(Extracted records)
--------------------------------------------------

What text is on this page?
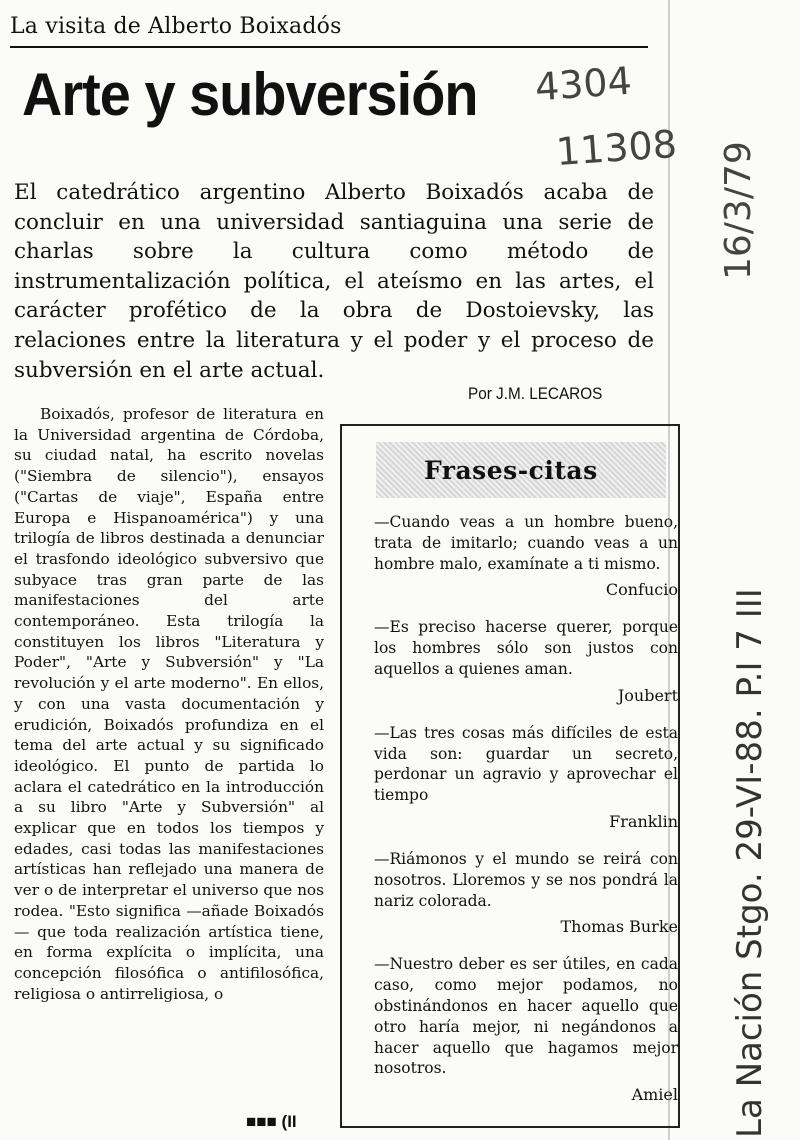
La visita de Alberto Boixadós
Arte y subversión
El catedrático argentino Alberto Boixadós acaba de concluir en una universidad santiaguina una serie de charlas sobre la cultura como método de instrumentalización política, el ateísmo en las artes, el carácter profético de la obra de Dostoievsky, las relaciones entre la literatura y el poder y el proceso de subversión en el arte actual.
Por J.M. LECAROS

Boixadós, profesor de literatura en la Universidad argentina de Córdoba, su ciudad natal, ha escrito novelas ("Siembra de silencio"), ensayos ("Cartas de viaje", España entre Europa e Hispanoamérica") y una trilogía de libros destinada a denunciar el trasfondo ideológico subversivo que subyace tras gran parte de las manifestaciones del arte contemporáneo. Esta trilogía la constituyen los libros "Literatura y Poder", "Arte y Subversión" y "La revolución y el arte moderno". En ellos, y con una vasta documentación y erudición, Boixadós profundiza en el tema del arte actual y su significado ideológico. El punto de partida lo aclara el catedrático en la introducción a su libro "Arte y Subversión" al explicar que en todos los tiempos y edades, casi todas las manifestaciones artísticas han reflejado una manera de ver o de interpretar el universo que nos rodea. "Esto significa —añade Boixadós— que toda realización artística tiene, en forma explícita o implícita, una concepción filosófica o antifilosófica, religiosa o antirreligiosa, o

Frases-citas
—Cuando veas a un hombre bueno, trata de imitarlo; cuando veas a un hombre malo, examínate a ti mismo.
Confucio
—Es preciso hacerse querer, porque los hombres sólo son justos con aquellos a quienes aman.
Joubert
—Las tres cosas más difíciles de esta vida son: guardar un secreto, perdonar un agravio y aprovechar el tiempo
Franklin
—Riámonos y el mundo se reirá con nosotros. Lloremos y se nos pondrá la nariz colorada.
Thomas Burke
—Nuestro deber es ser útiles, en cada caso, como mejor podamos, no obstinándonos en hacer aquello que otro haría mejor, ni negándonos a hacer aquello que hagamos mejor nosotros.
Amiel
■■■ (II
4304
11308 16/3/79
La Nación Stgo. 29-VI-88. P.I 7 III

--------------------------------------------------

## STATED EXERCISE
Above are records to transcribe exactly; leave their pictures out.

## FINAL RESULT
What text is on this page?
La visita de Alberto Boixadós
Arte y subversión
El catedrático argentino Alberto Boixadós acaba de concluir en una universidad santiaguina una serie de charlas sobre la cultura como método de instrumentalización política, el ateísmo en las artes, el carácter profético de la obra de Dostoievsky, las relaciones entre la literatura y el poder y el proceso de subversión en el arte actual.
Por J.M. LECAROS

Boixadós, profesor de literatura en la Universidad argentina de Córdoba, su ciudad natal, ha escrito novelas ("Siembra de silencio"), ensayos ("Cartas de viaje", España entre Europa e Hispanoamérica") y una trilogía de libros destinada a denunciar el trasfondo ideológico subversivo que subyace tras gran parte de las manifestaciones del arte contemporáneo. Esta trilogía la constituyen los libros "Literatura y Poder", "Arte y Subversión" y "La revolución y el arte moderno". En ellos, y con una vasta documentación y erudición, Boixadós profundiza en el tema del arte actual y su significado ideológico. El punto de partida lo aclara el catedrático en la introducción a su libro "Arte y Subversión" al explicar que en todos los tiempos y edades, casi todas las manifestaciones artísticas han reflejado una manera de ver o de interpretar el universo que nos rodea. "Esto significa —añade Boixadós— que toda realización artística tiene, en forma explícita o implícita, una concepción filosófica o antifilosófica, religiosa o antirreligiosa, o

Frases-citas
—Cuando veas a un hombre bueno, trata de imitarlo; cuando veas a un hombre malo, examínate a ti mismo.
Confucio
—Es preciso hacerse querer, porque los hombres sólo son justos con aquellos a quienes aman.
Joubert
—Las tres cosas más difíciles de esta vida son: guardar un secreto, perdonar un agravio y aprovechar el tiempo
Franklin
—Riámonos y el mundo se reirá con nosotros. Lloremos y se nos pondrá la nariz colorada.
Thomas Burke
—Nuestro deber es ser útiles, en cada caso, como mejor podamos, no obstinándonos en hacer aquello que otro haría mejor, ni negándonos a hacer aquello que hagamos mejor nosotros.
Amiel
■■■ (II
4304
11308 16/3/79
La Nación Stgo. 29-VI-88. P.I 7 III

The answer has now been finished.